Task requirements:
1. From the account of Burton upon Trent brewing, quote the part that opens with the words containing "At that time" and closes with "five years later.".
2. In the account of Burton upon Trent brewing, what price did Benjamin Wilson junior get for his share of the business when he sold it to his nephew?
3. Carry on the account of Samuel Allsopp and Burton upon Trent brewing from its last sentence.

Source:

%%

"is this the Indian beer?" - Part One
When Samuel Allsopp sent his first casks of India Pale Ale to Calcutta in 1823 the brewing industry in Burton upon Trent was in a dreadful state. For the half century prior to 1807 the town had thrived by exporting Burton Ale to ports in the Baltic via Hull. As most of the shipping costs were covered by Baltic imports, ale could be transported very cheaply making this a highly profitable affair, even when England declared war on France in 1793, the resulting increased insurance costs still meant there was a lot of money to be made. 1807 however was a pivotal year as Napoleon blockaded all of the Baltic ports, severing the trade routes almost overnight and the lucrative Baltic business ceased abruptly.
At that time Samuel Allsopp was a business partner in a brewery on High Street with his Uncle Benjamin (designated Benjamin Wilson junior to differentiate from his father and founder of the Brewery Benjamin Wilson senior). Wilson junior was the most successful brewer in the town, eclipsing even the efforts of Michael Bass and William Worthington. In 1807 he was 57 years old and had probably been thinking of retiring, the Napoleonic Blockade led him to sell his share of the business to his nephew for £7,000, but he left £4,250 of capital invested for a decent yearly return. The pair then traded as Wilson-Allsopp until Benjamin died five years later.
"In 1808 [Samuel Allsopp] tried his hand at brewing a Pale Ale, thought to be the first such attempt in Burton."

%%

Dataset rows:
%%

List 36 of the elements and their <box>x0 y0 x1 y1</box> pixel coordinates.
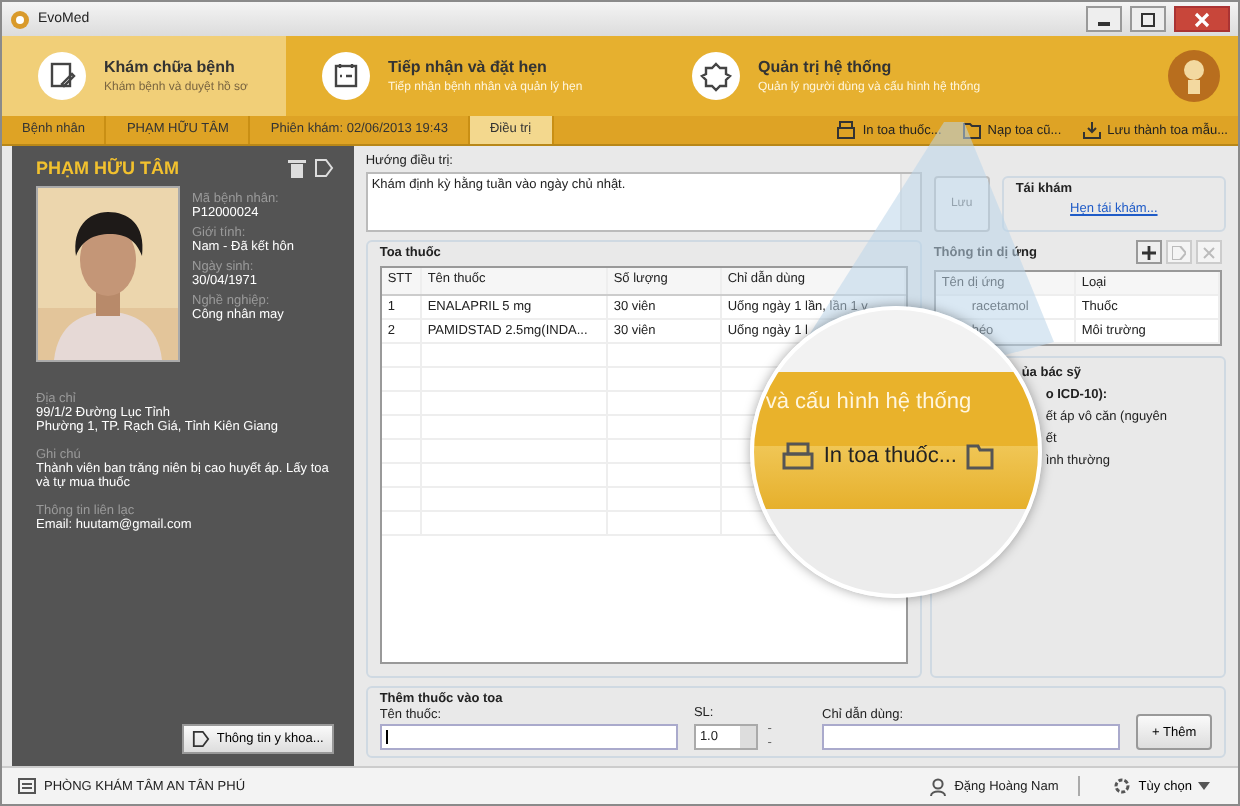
building-icon <box>18 778 36 794</box>
folder-icon <box>961 120 982 140</box>
caret-icon <box>1198 782 1210 790</box>
gear-icon <box>692 52 740 100</box>
edit-icon <box>192 730 211 748</box>
tab-title: Tiếp nhận và đặt hẹn <box>388 58 549 76</box>
print-prescription-button[interactable]: In toa thuốc... <box>823 444 957 468</box>
tab-title: Quản trị hệ thống <box>758 58 894 76</box>
printer-icon <box>836 120 857 140</box>
user-icon <box>930 777 947 795</box>
logo-icon <box>1166 48 1222 104</box>
trash-icon <box>287 158 306 178</box>
close-icon <box>1202 245 1216 259</box>
add-button[interactable] <box>1136 240 1162 264</box>
folder-icon <box>966 442 995 470</box>
maximize-icon <box>1140 11 1156 27</box>
tab-title: Khám chữa bệnh <box>104 58 237 76</box>
plus-icon <box>1142 245 1156 259</box>
calendar-icon <box>322 52 370 100</box>
download-icon <box>1081 120 1102 140</box>
gear-icon <box>1112 776 1133 796</box>
edit-icon <box>313 158 334 178</box>
instruction-field[interactable] <box>822 724 1121 750</box>
delete-button[interactable] <box>1196 240 1222 264</box>
close-icon <box>1194 11 1210 27</box>
app-logo-icon <box>10 9 30 29</box>
maximize-button[interactable] <box>1130 6 1166 32</box>
patient-name: PHẠM HỮU TÂM <box>36 158 179 178</box>
printer-icon <box>781 442 814 470</box>
magnified-subtitle: và cấu hình hệ thống <box>765 390 974 414</box>
drug-name-field[interactable] <box>379 724 678 750</box>
minimize-button[interactable] <box>1086 6 1122 32</box>
close-button[interactable] <box>1174 6 1230 32</box>
notepad-icon <box>38 52 86 100</box>
edit-icon <box>1172 245 1186 259</box>
scrollbar[interactable] <box>899 174 920 230</box>
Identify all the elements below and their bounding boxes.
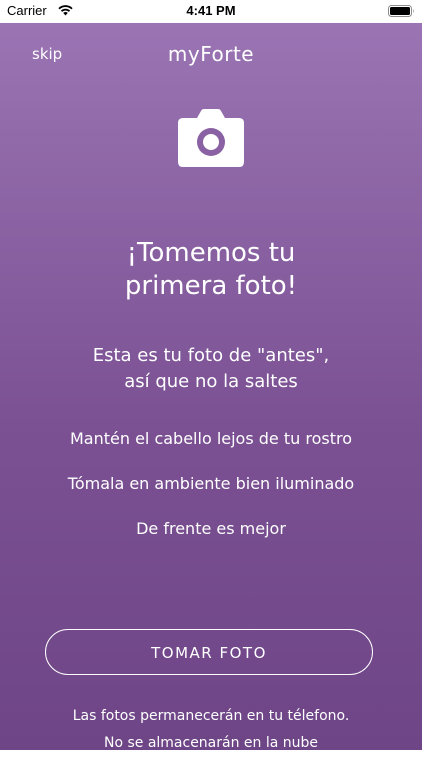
headline: ¡Tomemos tu primera foto! [0,237,422,303]
headline-line-1: ¡Tomemos tu [126,238,296,268]
take-photo-button[interactable]: TOMAR FOTO [45,629,373,675]
clock: 4:41 PM [186,3,236,18]
tip-lighting: Tómala en ambiente bien iluminado [67,474,355,493]
tip-front: De frente es mejor [136,519,286,538]
headline-line-2: primera foto! [124,271,298,301]
subtitle: Esta es tu foto de "antes", así que no l… [0,343,422,395]
privacy-note-line-2: No se almacenarán en la nube [103,735,319,751]
battery-icon [388,5,414,17]
subtitle-line-2: así que no la saltes [124,371,298,392]
onboarding-screen: skip myForte ¡Tomemos tu primera foto! E… [0,23,422,751]
privacy-note-line-1: Las fotos permanecerán en tu télefono. [72,708,350,724]
brand-title: myForte [167,42,255,66]
camera-icon [178,109,244,167]
subtitle-line-1: Esta es tu foto de "antes", [92,345,330,366]
status-bar: Carrier 4:41 PM [0,0,422,23]
privacy-note: Las fotos permanecerán en tu télefono. N… [0,703,422,757]
tip-hair: Mantén el cabello lejos de tu rostro [69,429,352,448]
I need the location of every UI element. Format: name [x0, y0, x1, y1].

%%

Exercise results:
1.
At that time Samuel Allsopp was a business partner in a brewery on High Street with his Uncle Benjamin (designated Benjamin Wilson junior to differentiate from his father and founder of the Brewery Benjamin Wilson senior). Wilson junior was the most successful brewer in the town, eclipsing even the efforts of Michael Bass and William Worthington. In 1807 he was 57 years old and had probably been thinking of retiring, the Napoleonic Blockade led him to sell his share of the business to his nephew for £7,000, but he left £4,250 of capital invested for a decent yearly return. The pair then traded as Wilson-Allsopp until Benjamin died five years later.

2. £7,000

3.
Despite having lost nearly all of his customers the young Allsopp was not a man to give up; he quickly began to develop markets closer to home, something his uncle had never really needed to do. In 1808 he tried his hand at brewing a Pale Ale, thought to be the first such attempt in Burton. He must have been aware of London brewer George Hodgson and the lucrative Indian market but there is nothing to suggest Allsopp’s attempt at Pale Ale was a success, there is no recorded eureka moment where Samuel realised that Burton water was perfectly suited for Pale Ales. This would only become apparent in the 1820’s.
The turning point for Allsopp, and therefore the town as a whole, came in 1822 when he was invited to go to London and dine with a gentleman called Mr. Marjoribanks (pronounced Marchbanks) who represented the powerful East India Company. They had been experiencing trouble with Hodgson, he had been making attempts to set up his own Agency in India to cut out the East India Company. Marjoribanks was looking for another source of India Pale Ale and where better a place to look than Burton upon Trent, the home of both the expertise to produce it and of a number of breweries standing idle.
To be continued ...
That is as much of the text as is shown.